▶ [Goal of the exercise]: Exactly reproduce each entry, leaving out nothing.

··· Dataset entries ···

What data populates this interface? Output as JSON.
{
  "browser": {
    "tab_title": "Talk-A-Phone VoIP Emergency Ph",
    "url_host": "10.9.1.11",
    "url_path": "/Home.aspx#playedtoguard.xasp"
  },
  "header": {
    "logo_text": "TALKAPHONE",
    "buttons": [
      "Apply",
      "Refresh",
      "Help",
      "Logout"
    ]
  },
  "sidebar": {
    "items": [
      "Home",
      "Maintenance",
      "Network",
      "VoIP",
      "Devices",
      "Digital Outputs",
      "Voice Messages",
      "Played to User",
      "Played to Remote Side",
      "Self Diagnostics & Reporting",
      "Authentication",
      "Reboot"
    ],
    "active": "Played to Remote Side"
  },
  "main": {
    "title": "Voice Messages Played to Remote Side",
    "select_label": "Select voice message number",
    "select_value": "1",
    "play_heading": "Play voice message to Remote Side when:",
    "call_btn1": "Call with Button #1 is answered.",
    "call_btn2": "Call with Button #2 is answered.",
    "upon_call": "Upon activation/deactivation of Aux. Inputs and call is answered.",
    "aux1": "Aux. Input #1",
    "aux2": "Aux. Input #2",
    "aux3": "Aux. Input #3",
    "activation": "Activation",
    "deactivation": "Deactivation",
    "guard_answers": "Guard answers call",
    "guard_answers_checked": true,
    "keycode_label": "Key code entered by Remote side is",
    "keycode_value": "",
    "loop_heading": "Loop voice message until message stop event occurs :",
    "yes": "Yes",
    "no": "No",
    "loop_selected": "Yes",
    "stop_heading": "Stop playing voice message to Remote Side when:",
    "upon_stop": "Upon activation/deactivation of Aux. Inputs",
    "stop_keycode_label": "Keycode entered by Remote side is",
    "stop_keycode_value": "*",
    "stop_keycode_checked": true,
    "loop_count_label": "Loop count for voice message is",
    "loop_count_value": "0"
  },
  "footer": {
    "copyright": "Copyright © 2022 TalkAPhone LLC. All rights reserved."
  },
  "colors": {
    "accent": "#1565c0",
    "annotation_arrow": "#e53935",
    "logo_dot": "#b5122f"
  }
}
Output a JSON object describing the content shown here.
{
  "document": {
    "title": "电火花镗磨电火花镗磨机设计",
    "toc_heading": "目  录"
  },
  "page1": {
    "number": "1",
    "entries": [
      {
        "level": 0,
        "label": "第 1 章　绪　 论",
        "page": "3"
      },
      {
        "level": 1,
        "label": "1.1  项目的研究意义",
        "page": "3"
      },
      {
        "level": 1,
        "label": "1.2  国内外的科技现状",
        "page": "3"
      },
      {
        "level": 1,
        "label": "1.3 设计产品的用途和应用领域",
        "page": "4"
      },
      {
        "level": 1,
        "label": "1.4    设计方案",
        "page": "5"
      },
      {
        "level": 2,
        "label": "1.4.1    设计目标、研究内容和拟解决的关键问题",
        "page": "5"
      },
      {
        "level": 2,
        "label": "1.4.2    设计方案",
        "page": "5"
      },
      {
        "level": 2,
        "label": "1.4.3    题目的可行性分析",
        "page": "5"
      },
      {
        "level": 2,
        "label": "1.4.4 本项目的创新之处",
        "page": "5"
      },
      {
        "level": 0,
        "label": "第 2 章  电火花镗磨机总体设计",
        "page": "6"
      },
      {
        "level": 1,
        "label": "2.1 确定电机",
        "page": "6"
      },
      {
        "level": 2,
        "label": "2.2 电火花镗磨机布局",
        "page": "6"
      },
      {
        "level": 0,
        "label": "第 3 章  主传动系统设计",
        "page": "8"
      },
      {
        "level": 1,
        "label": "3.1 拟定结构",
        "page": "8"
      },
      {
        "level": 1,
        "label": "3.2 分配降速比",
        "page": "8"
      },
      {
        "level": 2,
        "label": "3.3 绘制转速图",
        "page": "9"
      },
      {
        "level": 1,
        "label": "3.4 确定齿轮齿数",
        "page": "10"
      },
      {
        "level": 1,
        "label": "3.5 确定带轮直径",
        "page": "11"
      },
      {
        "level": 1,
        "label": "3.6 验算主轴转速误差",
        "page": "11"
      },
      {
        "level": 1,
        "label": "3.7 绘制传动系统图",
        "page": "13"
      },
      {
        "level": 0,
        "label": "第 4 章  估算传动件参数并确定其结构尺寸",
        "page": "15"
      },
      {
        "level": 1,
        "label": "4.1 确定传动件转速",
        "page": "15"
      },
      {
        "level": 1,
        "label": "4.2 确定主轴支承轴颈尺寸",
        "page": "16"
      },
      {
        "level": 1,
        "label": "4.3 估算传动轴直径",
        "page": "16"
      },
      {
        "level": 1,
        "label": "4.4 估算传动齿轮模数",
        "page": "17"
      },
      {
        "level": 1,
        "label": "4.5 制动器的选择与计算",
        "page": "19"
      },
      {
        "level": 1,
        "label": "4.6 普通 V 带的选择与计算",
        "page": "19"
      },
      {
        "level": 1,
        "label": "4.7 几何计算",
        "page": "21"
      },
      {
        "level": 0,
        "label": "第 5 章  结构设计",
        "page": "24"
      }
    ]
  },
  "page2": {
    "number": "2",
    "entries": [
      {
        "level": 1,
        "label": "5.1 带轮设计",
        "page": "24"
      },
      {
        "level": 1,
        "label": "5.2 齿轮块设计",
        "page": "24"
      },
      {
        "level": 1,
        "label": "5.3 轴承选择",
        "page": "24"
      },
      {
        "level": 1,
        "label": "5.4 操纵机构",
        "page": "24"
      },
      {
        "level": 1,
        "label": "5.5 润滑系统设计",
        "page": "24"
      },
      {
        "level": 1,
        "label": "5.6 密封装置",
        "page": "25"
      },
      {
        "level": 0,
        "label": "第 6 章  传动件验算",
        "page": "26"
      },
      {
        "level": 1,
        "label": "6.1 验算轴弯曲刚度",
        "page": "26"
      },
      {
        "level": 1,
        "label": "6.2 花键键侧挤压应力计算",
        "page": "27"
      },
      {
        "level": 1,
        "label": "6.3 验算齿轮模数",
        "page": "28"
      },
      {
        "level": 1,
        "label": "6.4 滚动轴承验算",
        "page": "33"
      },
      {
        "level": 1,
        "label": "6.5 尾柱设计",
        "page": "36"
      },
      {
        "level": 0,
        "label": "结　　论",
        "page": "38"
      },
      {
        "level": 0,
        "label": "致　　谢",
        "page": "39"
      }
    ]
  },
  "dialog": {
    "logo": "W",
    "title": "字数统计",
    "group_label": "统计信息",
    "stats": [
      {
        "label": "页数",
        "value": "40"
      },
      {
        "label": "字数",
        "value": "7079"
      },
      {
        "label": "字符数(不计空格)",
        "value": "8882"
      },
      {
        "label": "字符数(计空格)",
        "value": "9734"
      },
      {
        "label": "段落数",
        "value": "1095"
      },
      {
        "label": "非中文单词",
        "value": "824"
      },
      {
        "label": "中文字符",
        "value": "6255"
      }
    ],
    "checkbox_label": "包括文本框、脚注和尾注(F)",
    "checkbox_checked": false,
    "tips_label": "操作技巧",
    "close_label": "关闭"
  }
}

···

▶ [Problem solution]:
What data populates this interface? Output as JSON.
{
  "browser": {
    "tab_title": "Talk-A-Phone VoIP Emergency Ph",
    "url_host": "10.9.1.11",
    "url_path": "/Home.aspx#playedtoguard.xasp"
  },
  "header": {
    "logo_text": "TALKAPHONE",
    "buttons": [
      "Apply",
      "Refresh",
      "Help",
      "Logout"
    ]
  },
  "sidebar": {
    "items": [
      "Home",
      "Maintenance",
      "Network",
      "VoIP",
      "Devices",
      "Digital Outputs",
      "Voice Messages",
      "Played to User",
      "Played to Remote Side",
      "Self Diagnostics & Reporting",
      "Authentication",
      "Reboot"
    ],
    "active": "Played to Remote Side"
  },
  "main": {
    "title": "Voice Messages Played to Remote Side",
    "select_label": "Select voice message number",
    "select_value": "1",
    "play_heading": "Play voice message to Remote Side when:",
    "call_btn1": "Call with Button #1 is answered.",
    "call_btn2": "Call with Button #2 is answered.",
    "upon_call": "Upon activation/deactivation of Aux. Inputs and call is answered.",
    "aux1": "Aux. Input #1",
    "aux2": "Aux. Input #2",
    "aux3": "Aux. Input #3",
    "activation": "Activation",
    "deactivation": "Deactivation",
    "guard_answers": "Guard answers call",
    "guard_answers_checked": true,
    "keycode_label": "Key code entered by Remote side is",
    "keycode_value": "",
    "loop_heading": "Loop voice message until message stop event occurs :",
    "yes": "Yes",
    "no": "No",
    "loop_selected": "Yes",
    "stop_heading": "Stop playing voice message to Remote Side when:",
    "upon_stop": "Upon activation/deactivation of Aux. Inputs",
    "stop_keycode_label": "Keycode entered by Remote side is",
    "stop_keycode_value": "*",
    "stop_keycode_checked": true,
    "loop_count_label": "Loop count for voice message is",
    "loop_count_value": "0"
  },
  "footer": {
    "copyright": "Copyright © 2022 TalkAPhone LLC. All rights reserved."
  },
  "colors": {
    "accent": "#1565c0",
    "annotation_arrow": "#e53935",
    "logo_dot": "#b5122f"
  }
}
Output a JSON object describing the content shown here.
{
  "document": {
    "title": "电火花镗磨电火花镗磨机设计",
    "toc_heading": "目  录"
  },
  "page1": {
    "number": "1",
    "entries": [
      {
        "level": 0,
        "label": "第 1 章　绪　 论",
        "page": "3"
      },
      {
        "level": 1,
        "label": "1.1  项目的研究意义",
        "page": "3"
      },
      {
        "level": 1,
        "label": "1.2  国内外的科技现状",
        "page": "3"
      },
      {
        "level": 1,
        "label": "1.3 设计产品的用途和应用领域",
        "page": "4"
      },
      {
        "level": 1,
        "label": "1.4    设计方案",
        "page": "5"
      },
      {
        "level": 2,
        "label": "1.4.1    设计目标、研究内容和拟解决的关键问题",
        "page": "5"
      },
      {
        "level": 2,
        "label": "1.4.2    设计方案",
        "page": "5"
      },
      {
        "level": 2,
        "label": "1.4.3    题目的可行性分析",
        "page": "5"
      },
      {
        "level": 2,
        "label": "1.4.4 本项目的创新之处",
        "page": "5"
      },
      {
        "level": 0,
        "label": "第 2 章  电火花镗磨机总体设计",
        "page": "6"
      },
      {
        "level": 1,
        "label": "2.1 确定电机",
        "page": "6"
      },
      {
        "level": 2,
        "label": "2.2 电火花镗磨机布局",
        "page": "6"
      },
      {
        "level": 0,
        "label": "第 3 章  主传动系统设计",
        "page": "8"
      },
      {
        "level": 1,
        "label": "3.1 拟定结构",
        "page": "8"
      },
      {
        "level": 1,
        "label": "3.2 分配降速比",
        "page": "8"
      },
      {
        "level": 2,
        "label": "3.3 绘制转速图",
        "page": "9"
      },
      {
        "level": 1,
        "label": "3.4 确定齿轮齿数",
        "page": "10"
      },
      {
        "level": 1,
        "label": "3.5 确定带轮直径",
        "page": "11"
      },
      {
        "level": 1,
        "label": "3.6 验算主轴转速误差",
        "page": "11"
      },
      {
        "level": 1,
        "label": "3.7 绘制传动系统图",
        "page": "13"
      },
      {
        "level": 0,
        "label": "第 4 章  估算传动件参数并确定其结构尺寸",
        "page": "15"
      },
      {
        "level": 1,
        "label": "4.1 确定传动件转速",
        "page": "15"
      },
      {
        "level": 1,
        "label": "4.2 确定主轴支承轴颈尺寸",
        "page": "16"
      },
      {
        "level": 1,
        "label": "4.3 估算传动轴直径",
        "page": "16"
      },
      {
        "level": 1,
        "label": "4.4 估算传动齿轮模数",
        "page": "17"
      },
      {
        "level": 1,
        "label": "4.5 制动器的选择与计算",
        "page": "19"
      },
      {
        "level": 1,
        "label": "4.6 普通 V 带的选择与计算",
        "page": "19"
      },
      {
        "level": 1,
        "label": "4.7 几何计算",
        "page": "21"
      },
      {
        "level": 0,
        "label": "第 5 章  结构设计",
        "page": "24"
      }
    ]
  },
  "page2": {
    "number": "2",
    "entries": [
      {
        "level": 1,
        "label": "5.1 带轮设计",
        "page": "24"
      },
      {
        "level": 1,
        "label": "5.2 齿轮块设计",
        "page": "24"
      },
      {
        "level": 1,
        "label": "5.3 轴承选择",
        "page": "24"
      },
      {
        "level": 1,
        "label": "5.4 操纵机构",
        "page": "24"
      },
      {
        "level": 1,
        "label": "5.5 润滑系统设计",
        "page": "24"
      },
      {
        "level": 1,
        "label": "5.6 密封装置",
        "page": "25"
      },
      {
        "level": 0,
        "label": "第 6 章  传动件验算",
        "page": "26"
      },
      {
        "level": 1,
        "label": "6.1 验算轴弯曲刚度",
        "page": "26"
      },
      {
        "level": 1,
        "label": "6.2 花键键侧挤压应力计算",
        "page": "27"
      },
      {
        "level": 1,
        "label": "6.3 验算齿轮模数",
        "page": "28"
      },
      {
        "level": 1,
        "label": "6.4 滚动轴承验算",
        "page": "33"
      },
      {
        "level": 1,
        "label": "6.5 尾柱设计",
        "page": "36"
      },
      {
        "level": 0,
        "label": "结　　论",
        "page": "38"
      },
      {
        "level": 0,
        "label": "致　　谢",
        "page": "39"
      }
    ]
  },
  "dialog": {
    "logo": "W",
    "title": "字数统计",
    "group_label": "统计信息",
    "stats": [
      {
        "label": "页数",
        "value": "40"
      },
      {
        "label": "字数",
        "value": "7079"
      },
      {
        "label": "字符数(不计空格)",
        "value": "8882"
      },
      {
        "label": "字符数(计空格)",
        "value": "9734"
      },
      {
        "label": "段落数",
        "value": "1095"
      },
      {
        "label": "非中文单词",
        "value": "824"
      },
      {
        "label": "中文字符",
        "value": "6255"
      }
    ],
    "checkbox_label": "包括文本框、脚注和尾注(F)",
    "checkbox_checked": false,
    "tips_label": "操作技巧",
    "close_label": "关闭"
  }
}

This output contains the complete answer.